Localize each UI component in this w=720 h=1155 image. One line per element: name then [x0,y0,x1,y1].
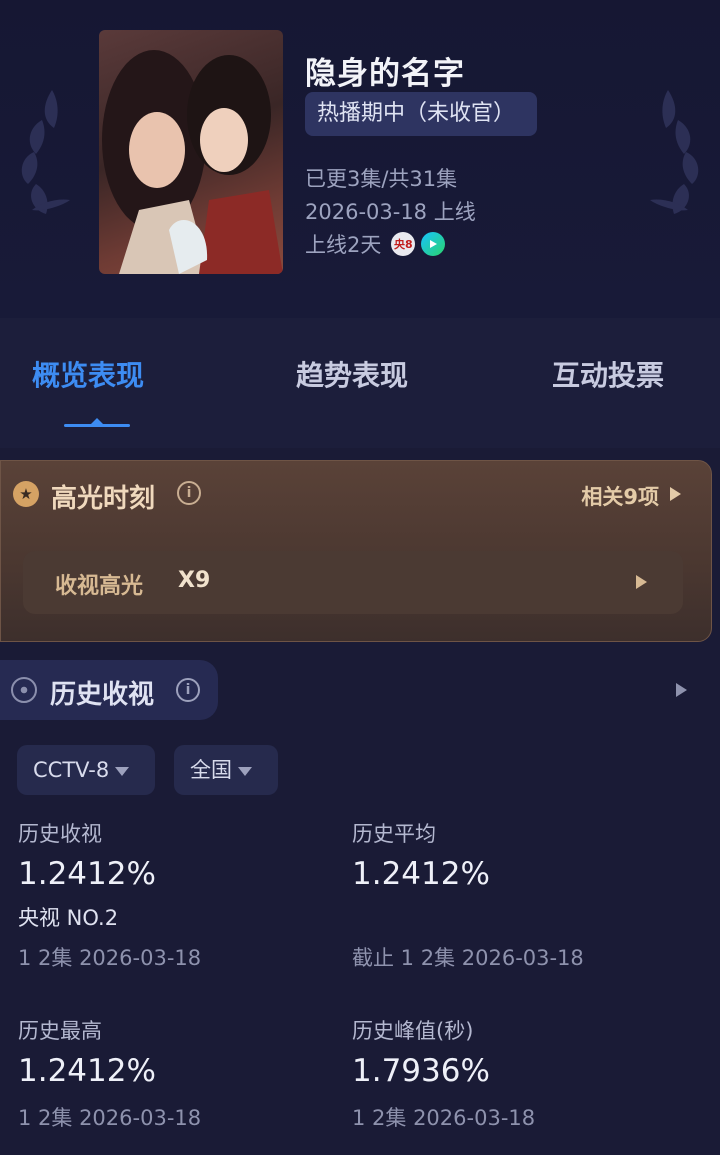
play-arrow-icon[interactable] [676,683,687,697]
stat-date: 1 2集 2026-03-18 [18,946,202,970]
info-icon[interactable]: i [176,678,200,702]
laurel-right-icon [650,90,699,214]
show-poster[interactable] [99,30,283,274]
play-arrow-icon [636,575,647,589]
stat-value: 1.7936% [352,1053,490,1089]
caret-down-icon [238,766,252,776]
online-days-row: 上线2天 央8 [305,229,446,259]
region-select-value: 全国 [190,758,232,782]
show-header: 隐身的名字 热播期中（未收官） 已更3集/共31集 2026-03-18 上线 … [0,0,720,318]
premiere-date: 2026-03-18 上线 [305,200,476,224]
status-badge: 热播期中（未收官） [305,92,538,136]
highlight-row[interactable]: 收视高光 X9 [23,551,683,614]
stat-value: 1.2412% [18,856,156,892]
laurel-left-icon [21,90,70,214]
highlight-title: 高光时刻 [51,484,156,514]
highlight-related-link[interactable]: 相关9项 [581,481,659,511]
stat-date: 截止 1 2集 2026-03-18 [352,946,584,970]
tab-bar: 概览表现 趋势表现 互动投票 [0,318,720,448]
caret-down-icon [115,766,130,776]
stat-label: 历史收视 [18,822,102,846]
highlight-card: ★ 高光时刻 i 相关9项 收视高光 X9 [0,460,712,642]
film-reel-icon [11,677,37,703]
poster-art [102,50,283,274]
channel-select[interactable]: CCTV-8 [17,745,155,795]
stat-label: 历史平均 [352,822,436,846]
info-icon[interactable]: i [177,481,201,505]
stat-label: 历史最高 [18,1019,102,1043]
channel-select-value: CCTV-8 [33,758,110,782]
online-days: 上线2天 [305,233,382,257]
tab-vote[interactable]: 互动投票 [552,354,664,394]
show-title: 隐身的名字 [305,56,465,92]
history-title: 历史收视 [50,680,155,710]
stat-value: 1.2412% [352,856,490,892]
star-badge-icon: ★ [13,481,39,507]
history-section-header: 历史收视 i [0,660,218,720]
episode-count: 已更3集/共31集 [305,167,458,191]
tencent-video-icon[interactable] [421,232,446,256]
tab-overview[interactable]: 概览表现 [32,354,144,394]
stat-date: 1 2集 2026-03-18 [18,1106,202,1130]
stat-label: 历史峰值(秒) [352,1019,474,1043]
tab-trend[interactable]: 趋势表现 [296,354,408,394]
tab-indicator [64,418,130,427]
stat-value: 1.2412% [18,1053,156,1089]
region-select[interactable]: 全国 [174,745,278,795]
stat-date: 1 2集 2026-03-18 [352,1106,536,1130]
cctv8-logo-icon[interactable]: 央8 [391,232,416,256]
highlight-row-label: 收视高光 [55,574,144,599]
play-arrow-icon[interactable] [670,487,681,501]
highlight-row-count: X9 [178,568,211,593]
stat-rank: 央视 NO.2 [18,906,119,930]
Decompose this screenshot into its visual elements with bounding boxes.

### WORK TO DO
Copy the lines word for word, from the line containing "play-arrow-icon[interactable] [676,683,687,697]" through the line containing "tab-overview[interactable]: 概览表现 [32,354,144,394]", both included.

### WRITTEN ANSWER
play-arrow-icon[interactable] [676,683,687,697]
stat-date: 1 2集 2026-03-18 [18,946,202,970]
info-icon[interactable]: i [176,678,200,702]
laurel-right-icon [650,90,699,214]
show-poster[interactable] [99,30,283,274]
play-arrow-icon [636,575,647,589]
stat-value: 1.7936% [352,1053,490,1089]
caret-down-icon [238,766,252,776]
online-days-row: 上线2天 央8 [305,229,446,259]
region-select-value: 全国 [190,758,232,782]
show-header: 隐身的名字 热播期中（未收官） 已更3集/共31集 2026-03-18 上线 … [0,0,720,318]
premiere-date: 2026-03-18 上线 [305,200,476,224]
status-badge: 热播期中（未收官） [305,92,538,136]
highlight-row[interactable]: 收视高光 X9 [23,551,683,614]
stat-value: 1.2412% [18,856,156,892]
laurel-left-icon [21,90,70,214]
highlight-title: 高光时刻 [51,484,156,514]
highlight-related-link[interactable]: 相关9项 [581,481,659,511]
stat-date: 截止 1 2集 2026-03-18 [352,946,584,970]
tab-bar: 概览表现 趋势表现 互动投票 [0,318,720,448]
caret-down-icon [115,766,130,776]
stat-label: 历史收视 [18,822,102,846]
highlight-card: ★ 高光时刻 i 相关9项 收视高光 X9 [0,460,712,642]
film-reel-icon [11,677,37,703]
poster-art [102,50,283,274]
channel-select[interactable]: CCTV-8 [17,745,155,795]
stat-label: 历史平均 [352,822,436,846]
info-icon[interactable]: i [177,481,201,505]
stat-label: 历史最高 [18,1019,102,1043]
channel-select-value: CCTV-8 [33,758,110,782]
online-days: 上线2天 [305,233,382,257]
tab-vote[interactable]: 互动投票 [552,354,664,394]
show-title: 隐身的名字 [305,56,465,92]
history-title: 历史收视 [50,680,155,710]
stat-value: 1.2412% [352,856,490,892]
star-badge-icon: ★ [13,481,39,507]
history-section-header: 历史收视 i [0,660,218,720]
episode-count: 已更3集/共31集 [305,167,458,191]
tencent-video-icon[interactable] [421,232,446,256]
tab-overview[interactable]: 概览表现 [32,354,144,394]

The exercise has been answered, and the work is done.